__Brano__
┄┄┄┄┄┄┄┄┄┄

“La riforma del comparto forestale senza un aumento delle giornate lavorative non avrebbe nessun senso logico”

[riceviamo e pubblichiamo] Egregi Sindacati, abbiamo appreso che nei giorni 3 e 6 marzo 2017, siete stati convocati per la discussione del contratto e per la trattazione del riordino forestale, questa è una bellissima notizia, era anche ora.
A questo punto, Vi chiediamo con il cuore in mano una sola cosa: se sul piatto non ci sono i due livelli occupazionali per come giustamente avete proposto Voi, Vi invitiamo ad abbandonare urgentemente il tavolo della trattativa, e vedrete che i vostri iscritti ed i lavoratori apprezzeranno questo grandissimo gesto di responsabilità.

La riforma del comparto forestale senza un aumento delle giornate lavorative non avrebbe nessun senso logico. Non lo dico io, ma tutti i lavoratori della Sicilia. Nessuno escluso!

Noi non dimentichiamo, ma questa legislatura è riuscita a cancellare i diritti aquisiti dei lavoratori forestali tutti.
Faccio un esempio di un 101ista:

anno 2007 giornate 106;
anno 2008 giornate 112;
anno 2009 giornate 127;
anno 2010 giornate 135;
anno 2011 giornate 151;
anno 2012 giornate 126.

Se questi fossero stati vitalizi per i deputati, allora si parlerebbe di diritti acquisiti, siccome sono giornate lavorative, dovevano essere cancellati e con un colpo di magia ecco scomparsi i giorni in più.

┄┄┄┄┄┄┄┄┄┄

__Dati forniti__
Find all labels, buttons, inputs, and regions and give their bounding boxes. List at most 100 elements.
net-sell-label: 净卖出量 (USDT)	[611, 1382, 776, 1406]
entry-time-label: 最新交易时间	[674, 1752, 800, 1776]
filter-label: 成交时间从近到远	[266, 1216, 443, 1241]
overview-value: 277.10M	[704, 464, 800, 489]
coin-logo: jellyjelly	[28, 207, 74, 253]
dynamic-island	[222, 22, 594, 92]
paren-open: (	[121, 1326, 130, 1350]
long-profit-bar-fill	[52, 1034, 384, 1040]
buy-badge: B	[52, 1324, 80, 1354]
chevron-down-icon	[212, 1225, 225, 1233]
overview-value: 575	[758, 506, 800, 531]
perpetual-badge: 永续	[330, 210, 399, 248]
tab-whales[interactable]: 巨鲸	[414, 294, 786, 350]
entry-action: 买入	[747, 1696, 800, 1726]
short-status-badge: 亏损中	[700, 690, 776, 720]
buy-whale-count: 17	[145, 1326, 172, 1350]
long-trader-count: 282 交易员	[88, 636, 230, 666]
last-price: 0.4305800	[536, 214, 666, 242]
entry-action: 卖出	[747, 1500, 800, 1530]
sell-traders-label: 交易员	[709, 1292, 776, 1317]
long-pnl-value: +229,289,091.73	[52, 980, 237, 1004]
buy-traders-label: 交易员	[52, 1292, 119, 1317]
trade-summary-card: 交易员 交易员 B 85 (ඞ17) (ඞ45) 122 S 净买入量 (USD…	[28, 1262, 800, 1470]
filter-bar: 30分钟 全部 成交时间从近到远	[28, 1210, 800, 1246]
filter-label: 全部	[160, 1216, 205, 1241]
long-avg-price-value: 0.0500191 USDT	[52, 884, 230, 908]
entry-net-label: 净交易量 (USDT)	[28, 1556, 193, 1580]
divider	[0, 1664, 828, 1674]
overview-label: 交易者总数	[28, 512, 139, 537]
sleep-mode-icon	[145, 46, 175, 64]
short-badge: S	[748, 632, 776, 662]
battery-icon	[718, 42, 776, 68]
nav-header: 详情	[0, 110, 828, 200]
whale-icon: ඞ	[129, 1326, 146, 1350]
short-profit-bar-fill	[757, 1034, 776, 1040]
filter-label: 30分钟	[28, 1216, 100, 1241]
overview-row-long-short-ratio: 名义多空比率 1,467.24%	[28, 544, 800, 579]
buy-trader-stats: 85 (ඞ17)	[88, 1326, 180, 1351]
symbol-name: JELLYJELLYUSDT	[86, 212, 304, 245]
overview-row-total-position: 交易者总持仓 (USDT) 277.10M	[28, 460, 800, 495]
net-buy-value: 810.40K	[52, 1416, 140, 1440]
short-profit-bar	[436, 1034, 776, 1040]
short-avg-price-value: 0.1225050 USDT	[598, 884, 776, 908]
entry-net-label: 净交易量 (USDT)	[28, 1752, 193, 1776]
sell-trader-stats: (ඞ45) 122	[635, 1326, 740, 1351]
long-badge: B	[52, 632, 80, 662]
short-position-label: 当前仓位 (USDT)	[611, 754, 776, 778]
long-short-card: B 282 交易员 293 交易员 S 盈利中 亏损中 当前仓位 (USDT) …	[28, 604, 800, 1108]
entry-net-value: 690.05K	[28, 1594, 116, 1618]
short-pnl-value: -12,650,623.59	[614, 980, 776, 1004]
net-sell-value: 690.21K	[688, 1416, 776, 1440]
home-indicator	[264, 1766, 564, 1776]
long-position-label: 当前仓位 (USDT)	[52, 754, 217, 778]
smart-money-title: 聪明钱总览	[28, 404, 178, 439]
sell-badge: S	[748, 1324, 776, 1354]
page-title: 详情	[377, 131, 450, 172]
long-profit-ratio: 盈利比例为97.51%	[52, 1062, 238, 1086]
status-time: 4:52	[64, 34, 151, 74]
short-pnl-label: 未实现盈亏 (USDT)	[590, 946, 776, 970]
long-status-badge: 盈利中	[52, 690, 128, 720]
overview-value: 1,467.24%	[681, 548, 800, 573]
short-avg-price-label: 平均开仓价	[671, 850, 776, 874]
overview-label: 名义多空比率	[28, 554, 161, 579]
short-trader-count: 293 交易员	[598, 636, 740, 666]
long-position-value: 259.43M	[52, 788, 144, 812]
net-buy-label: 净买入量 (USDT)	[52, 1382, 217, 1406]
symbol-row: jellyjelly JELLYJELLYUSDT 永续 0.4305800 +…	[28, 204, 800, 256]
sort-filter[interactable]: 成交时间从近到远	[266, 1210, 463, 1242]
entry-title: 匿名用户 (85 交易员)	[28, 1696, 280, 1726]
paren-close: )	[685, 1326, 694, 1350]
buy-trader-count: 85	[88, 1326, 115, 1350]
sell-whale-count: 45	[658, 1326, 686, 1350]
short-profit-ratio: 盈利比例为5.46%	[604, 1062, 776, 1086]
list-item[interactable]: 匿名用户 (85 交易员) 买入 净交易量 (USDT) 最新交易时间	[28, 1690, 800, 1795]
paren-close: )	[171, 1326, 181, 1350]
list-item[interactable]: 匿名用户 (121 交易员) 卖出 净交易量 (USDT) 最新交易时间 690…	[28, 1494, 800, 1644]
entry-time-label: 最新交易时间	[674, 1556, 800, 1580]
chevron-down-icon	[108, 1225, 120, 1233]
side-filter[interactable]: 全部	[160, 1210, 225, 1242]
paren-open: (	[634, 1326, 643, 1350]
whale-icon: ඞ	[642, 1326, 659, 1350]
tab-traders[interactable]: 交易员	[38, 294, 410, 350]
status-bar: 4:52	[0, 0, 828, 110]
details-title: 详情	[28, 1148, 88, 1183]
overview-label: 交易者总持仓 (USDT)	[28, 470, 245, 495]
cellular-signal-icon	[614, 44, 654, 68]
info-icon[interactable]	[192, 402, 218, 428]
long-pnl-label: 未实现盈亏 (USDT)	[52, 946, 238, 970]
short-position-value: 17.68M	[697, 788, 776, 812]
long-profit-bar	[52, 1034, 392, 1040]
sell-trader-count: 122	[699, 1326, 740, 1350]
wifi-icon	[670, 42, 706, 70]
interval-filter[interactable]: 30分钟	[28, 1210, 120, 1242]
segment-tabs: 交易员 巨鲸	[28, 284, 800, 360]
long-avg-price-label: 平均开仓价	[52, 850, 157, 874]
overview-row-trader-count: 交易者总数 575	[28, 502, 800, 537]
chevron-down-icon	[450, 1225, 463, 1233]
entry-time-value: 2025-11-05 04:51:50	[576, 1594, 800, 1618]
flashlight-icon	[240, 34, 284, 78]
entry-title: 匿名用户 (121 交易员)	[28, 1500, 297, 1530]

┄┄┄┄┄┄┄┄┄┄

__Consegne__
1: Nella lettera ai sindacati sul riordino forestale, perché le giornate lavorative in più non sono state considerate diritti acquisiti? Rispondi in una-tre frasi.
2: Riproduci fedelmente il tratto della lettera ai sindacati che va da "A questo punto, Vi" fino a "Sicilia. Nessuno escluso!".

__Soluzioni__
1: Perché si trattava di giornate lavorative e non di vitalizi per i deputati. Secondo la lettera, solo per i vitalizi si sarebbe parlato di diritti acquisiti, mentre le giornate lavorative dovevano essere cancellate, e così i giorni in più sono scomparsi.

2:
A questo punto, Vi chiediamo con il cuore in mano una sola cosa: se sul piatto non ci sono i due livelli occupazionali per come giustamente avete proposto Voi, Vi invitiamo ad abbandonare urgentemente il tavolo della trattativa, e vedrete che i vostri iscritti ed i lavoratori apprezzeranno questo grandissimo gesto di responsabilità.

La riforma del comparto forestale senza un aumento delle giornate lavorative non avrebbe nessun senso logico. Non lo dico io, ma tutti i lavoratori della Sicilia. Nessuno escluso!